▸ EXERCISE BRIEF: Please decide whether each statement below agrees with the text on stateful services, answering yes or no and quoting the words of the text that settle it. 1. Scuba queries every machine when reading. 2. Scuba relies on sticky connections. 3. The cluster membership protocol used by Ringpop is guaranteed to be always correct.
## Begin DOCUMENT TEXT
Distributed Hash Table (DHT) - Non Deterministic Placement

A hash is used to lookup in a distributed hash table to locate where the work should be sent to. The DHT holds references to nodes in the cluster.
This is nondeterministic because nothing is forcing work to go to a particular node. It’s easy to to remap a client so it goes to some other node if a node becomes unavailable or becomes too hot.

Three Example Stateful Services In The Real World

Facebook’s Scuba - Random Fanouts On Writes

Scuba is a fast scalable distributed in-memory database used for code regression and analysis, bug reporting, revenue, and performance debugging. (more info)
It has to be very fast and always available.
The thought is it uses static cluster membership, though this is not explicitly stated in the paper.
Scuba uses random fanouts on writes. On reads every single machine is queried. All the results are returned and composed by the machine that is running the query and the results are returned to the user.
In the real world machines are unavailable so queries are run with best effort availability. If not all the nodes are available queries return a result over the data that is available, along with statistics about what percentage of the data they processed. The user can decide if the results meet a high enough threshold for quality.
Sticky connections aren’t used, but the data is in-memory so the lookups are very fast.

Uber’s Ringpop - Gossip Protocol + Consistent Hashing

Ringpop is a node.js library implementing application-layer sharding. (more info)
Uber has the concept of a trip. To start a trip a user orders a car which requires the rider information and location information, data is updated during the trip throughout the ride, and the payment must be processed at the end of the trip.
It would be inefficient for each of these updates to be load balanced to a different stateless server every time. The data would constantly be persisted to the database and then pulled back in again. This introduces a lot of latency and extra load on the database.
The design implements routing logic so all the requests for a user can be directed to a single machine.
The Swim Gossip Protocol is used to maintain cluster membership. It’s an AP cluster membership protocol so it’s not guaranteed to be always correct. Availability was chosen over correctness because it’s more important that a user can always order a car.
Consistent hashing is used to route work throughout the cluster. This has the hot node problem and the only remedy is to add more capacity, even if other nodes are under utilized.

Microsoft’s Orleans - Gossip Protocol + Consistent Hashing + Distributed Hash Table

Orleans is a runtime and programming model for building distributed systems based on the Actor Model. (more info)
## End DOCUMENT TEXT
## Begin DATASET ROWS
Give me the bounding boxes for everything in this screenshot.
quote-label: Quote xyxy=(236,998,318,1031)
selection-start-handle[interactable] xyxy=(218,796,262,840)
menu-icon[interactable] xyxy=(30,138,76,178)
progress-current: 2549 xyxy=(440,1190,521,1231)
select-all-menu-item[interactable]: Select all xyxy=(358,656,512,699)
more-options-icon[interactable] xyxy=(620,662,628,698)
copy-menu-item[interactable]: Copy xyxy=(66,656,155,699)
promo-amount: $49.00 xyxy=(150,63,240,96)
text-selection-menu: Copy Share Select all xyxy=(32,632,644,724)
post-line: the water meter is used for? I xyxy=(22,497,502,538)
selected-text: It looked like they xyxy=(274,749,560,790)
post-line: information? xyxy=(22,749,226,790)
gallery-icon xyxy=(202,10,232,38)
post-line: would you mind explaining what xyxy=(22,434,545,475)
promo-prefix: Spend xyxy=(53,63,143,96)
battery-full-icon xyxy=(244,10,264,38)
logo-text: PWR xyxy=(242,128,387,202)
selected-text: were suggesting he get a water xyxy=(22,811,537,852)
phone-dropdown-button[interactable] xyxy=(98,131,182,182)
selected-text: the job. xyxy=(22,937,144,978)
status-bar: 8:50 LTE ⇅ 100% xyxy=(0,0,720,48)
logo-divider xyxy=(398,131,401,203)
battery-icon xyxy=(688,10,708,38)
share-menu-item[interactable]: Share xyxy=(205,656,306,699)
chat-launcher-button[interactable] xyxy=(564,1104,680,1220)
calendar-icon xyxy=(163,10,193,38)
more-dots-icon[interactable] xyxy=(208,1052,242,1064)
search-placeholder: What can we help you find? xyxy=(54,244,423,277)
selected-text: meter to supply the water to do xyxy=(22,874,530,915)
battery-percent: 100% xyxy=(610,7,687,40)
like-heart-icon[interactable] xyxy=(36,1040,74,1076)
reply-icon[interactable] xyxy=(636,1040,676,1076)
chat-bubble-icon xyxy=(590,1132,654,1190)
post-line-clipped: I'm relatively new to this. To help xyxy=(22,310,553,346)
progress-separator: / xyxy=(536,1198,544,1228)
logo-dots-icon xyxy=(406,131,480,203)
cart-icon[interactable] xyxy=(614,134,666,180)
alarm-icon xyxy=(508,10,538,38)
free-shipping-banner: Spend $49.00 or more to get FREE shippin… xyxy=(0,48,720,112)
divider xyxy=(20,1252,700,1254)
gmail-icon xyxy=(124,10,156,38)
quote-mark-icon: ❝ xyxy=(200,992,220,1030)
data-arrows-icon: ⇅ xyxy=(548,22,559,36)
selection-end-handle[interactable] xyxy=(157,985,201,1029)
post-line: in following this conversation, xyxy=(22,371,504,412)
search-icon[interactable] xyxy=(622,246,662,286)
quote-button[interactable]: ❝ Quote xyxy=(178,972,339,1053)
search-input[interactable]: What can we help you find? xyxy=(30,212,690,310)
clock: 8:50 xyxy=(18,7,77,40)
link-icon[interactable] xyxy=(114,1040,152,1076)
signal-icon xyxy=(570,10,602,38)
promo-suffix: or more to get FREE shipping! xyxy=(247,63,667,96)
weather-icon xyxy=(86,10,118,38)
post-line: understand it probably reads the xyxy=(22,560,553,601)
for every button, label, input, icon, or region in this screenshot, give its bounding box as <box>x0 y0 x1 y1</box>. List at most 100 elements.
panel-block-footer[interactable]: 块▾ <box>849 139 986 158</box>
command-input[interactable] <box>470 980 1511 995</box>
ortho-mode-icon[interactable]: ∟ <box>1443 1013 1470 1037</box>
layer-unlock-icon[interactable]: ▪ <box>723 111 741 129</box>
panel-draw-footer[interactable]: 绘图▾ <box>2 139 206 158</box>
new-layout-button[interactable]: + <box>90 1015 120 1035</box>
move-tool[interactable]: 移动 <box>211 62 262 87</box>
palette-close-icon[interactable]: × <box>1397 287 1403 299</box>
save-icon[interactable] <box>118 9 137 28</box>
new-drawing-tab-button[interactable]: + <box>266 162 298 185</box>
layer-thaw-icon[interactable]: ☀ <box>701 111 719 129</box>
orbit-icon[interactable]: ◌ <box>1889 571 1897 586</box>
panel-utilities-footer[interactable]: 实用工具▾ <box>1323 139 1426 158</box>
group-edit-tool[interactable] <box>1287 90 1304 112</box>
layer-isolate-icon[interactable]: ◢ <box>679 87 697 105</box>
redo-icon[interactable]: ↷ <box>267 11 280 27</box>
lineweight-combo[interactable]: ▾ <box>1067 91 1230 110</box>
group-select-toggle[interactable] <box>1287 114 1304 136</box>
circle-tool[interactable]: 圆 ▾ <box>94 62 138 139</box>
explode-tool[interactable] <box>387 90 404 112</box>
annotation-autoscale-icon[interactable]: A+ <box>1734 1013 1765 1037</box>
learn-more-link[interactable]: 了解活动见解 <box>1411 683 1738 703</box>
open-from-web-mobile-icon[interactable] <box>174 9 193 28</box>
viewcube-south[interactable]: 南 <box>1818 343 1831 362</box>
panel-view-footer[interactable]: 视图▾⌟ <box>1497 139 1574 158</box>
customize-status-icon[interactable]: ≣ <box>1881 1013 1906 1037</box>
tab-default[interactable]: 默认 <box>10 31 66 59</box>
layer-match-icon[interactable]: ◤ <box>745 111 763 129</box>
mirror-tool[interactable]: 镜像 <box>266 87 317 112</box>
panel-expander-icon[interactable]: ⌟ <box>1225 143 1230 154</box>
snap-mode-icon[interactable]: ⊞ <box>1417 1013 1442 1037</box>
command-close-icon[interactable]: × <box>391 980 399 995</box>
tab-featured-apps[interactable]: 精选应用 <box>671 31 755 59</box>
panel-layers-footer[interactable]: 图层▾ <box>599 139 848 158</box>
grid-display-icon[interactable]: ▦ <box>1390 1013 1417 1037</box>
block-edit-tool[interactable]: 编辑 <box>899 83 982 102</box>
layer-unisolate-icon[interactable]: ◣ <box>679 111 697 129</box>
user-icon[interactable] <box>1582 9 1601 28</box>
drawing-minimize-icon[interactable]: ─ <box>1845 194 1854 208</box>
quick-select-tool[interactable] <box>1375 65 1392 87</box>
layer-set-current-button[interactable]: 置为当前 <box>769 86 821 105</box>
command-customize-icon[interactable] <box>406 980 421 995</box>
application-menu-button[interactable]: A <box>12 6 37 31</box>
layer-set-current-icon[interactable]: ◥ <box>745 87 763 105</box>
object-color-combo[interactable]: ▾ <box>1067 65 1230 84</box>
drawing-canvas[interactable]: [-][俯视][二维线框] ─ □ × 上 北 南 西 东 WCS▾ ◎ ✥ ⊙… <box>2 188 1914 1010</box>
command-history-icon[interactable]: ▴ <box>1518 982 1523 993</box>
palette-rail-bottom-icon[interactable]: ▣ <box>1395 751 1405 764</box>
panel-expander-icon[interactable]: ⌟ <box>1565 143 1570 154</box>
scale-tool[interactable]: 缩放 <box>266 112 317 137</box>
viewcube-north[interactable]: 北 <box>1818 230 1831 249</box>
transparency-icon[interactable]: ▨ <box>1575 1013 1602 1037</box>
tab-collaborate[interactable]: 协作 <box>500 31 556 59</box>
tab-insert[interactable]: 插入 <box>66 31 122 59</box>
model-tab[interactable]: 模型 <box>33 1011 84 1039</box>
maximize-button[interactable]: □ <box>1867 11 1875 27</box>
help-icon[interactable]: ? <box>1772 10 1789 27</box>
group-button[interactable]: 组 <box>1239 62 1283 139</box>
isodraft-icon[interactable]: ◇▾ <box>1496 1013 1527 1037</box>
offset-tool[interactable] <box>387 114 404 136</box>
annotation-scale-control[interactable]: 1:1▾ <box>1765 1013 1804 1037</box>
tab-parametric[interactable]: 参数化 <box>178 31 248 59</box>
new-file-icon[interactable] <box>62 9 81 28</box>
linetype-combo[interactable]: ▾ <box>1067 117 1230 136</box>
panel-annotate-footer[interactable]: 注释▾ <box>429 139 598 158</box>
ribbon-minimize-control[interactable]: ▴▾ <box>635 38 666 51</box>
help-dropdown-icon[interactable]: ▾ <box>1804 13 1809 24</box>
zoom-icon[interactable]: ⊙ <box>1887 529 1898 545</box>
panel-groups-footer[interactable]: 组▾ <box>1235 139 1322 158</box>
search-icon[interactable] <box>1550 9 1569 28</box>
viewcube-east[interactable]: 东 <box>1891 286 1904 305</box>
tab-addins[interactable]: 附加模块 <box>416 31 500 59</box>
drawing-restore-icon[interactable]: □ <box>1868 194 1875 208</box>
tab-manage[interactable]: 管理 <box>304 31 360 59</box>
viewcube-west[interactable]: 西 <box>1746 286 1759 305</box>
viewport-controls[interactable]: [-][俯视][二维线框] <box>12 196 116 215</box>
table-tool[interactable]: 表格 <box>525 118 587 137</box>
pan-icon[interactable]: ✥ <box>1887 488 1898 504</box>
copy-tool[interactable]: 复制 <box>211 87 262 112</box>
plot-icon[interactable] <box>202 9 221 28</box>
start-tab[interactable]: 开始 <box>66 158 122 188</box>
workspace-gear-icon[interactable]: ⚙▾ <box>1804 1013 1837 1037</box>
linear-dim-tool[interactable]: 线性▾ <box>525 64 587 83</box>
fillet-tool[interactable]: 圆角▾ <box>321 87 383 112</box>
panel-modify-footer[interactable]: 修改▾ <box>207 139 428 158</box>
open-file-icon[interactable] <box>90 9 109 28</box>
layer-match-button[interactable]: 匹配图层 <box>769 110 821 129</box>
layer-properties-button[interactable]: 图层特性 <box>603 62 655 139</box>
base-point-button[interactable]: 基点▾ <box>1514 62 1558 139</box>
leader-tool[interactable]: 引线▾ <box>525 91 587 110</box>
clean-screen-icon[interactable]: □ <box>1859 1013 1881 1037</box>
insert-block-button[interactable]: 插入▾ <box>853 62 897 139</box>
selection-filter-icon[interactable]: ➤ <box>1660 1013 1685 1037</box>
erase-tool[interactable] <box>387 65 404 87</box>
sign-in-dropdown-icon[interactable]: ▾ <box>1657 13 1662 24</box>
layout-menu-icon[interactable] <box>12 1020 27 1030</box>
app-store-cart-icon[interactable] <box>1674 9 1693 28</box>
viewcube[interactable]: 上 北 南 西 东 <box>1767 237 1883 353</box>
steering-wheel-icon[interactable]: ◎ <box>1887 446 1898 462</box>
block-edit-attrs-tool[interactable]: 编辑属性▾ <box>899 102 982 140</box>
## End DATASET ROWS
▸ WRITTEN SOLUTION:
1. Yes: "On reads every single machine is queried."
2. No: "Sticky connections aren’t used"
3. No: "it’s not guaranteed to be always correct."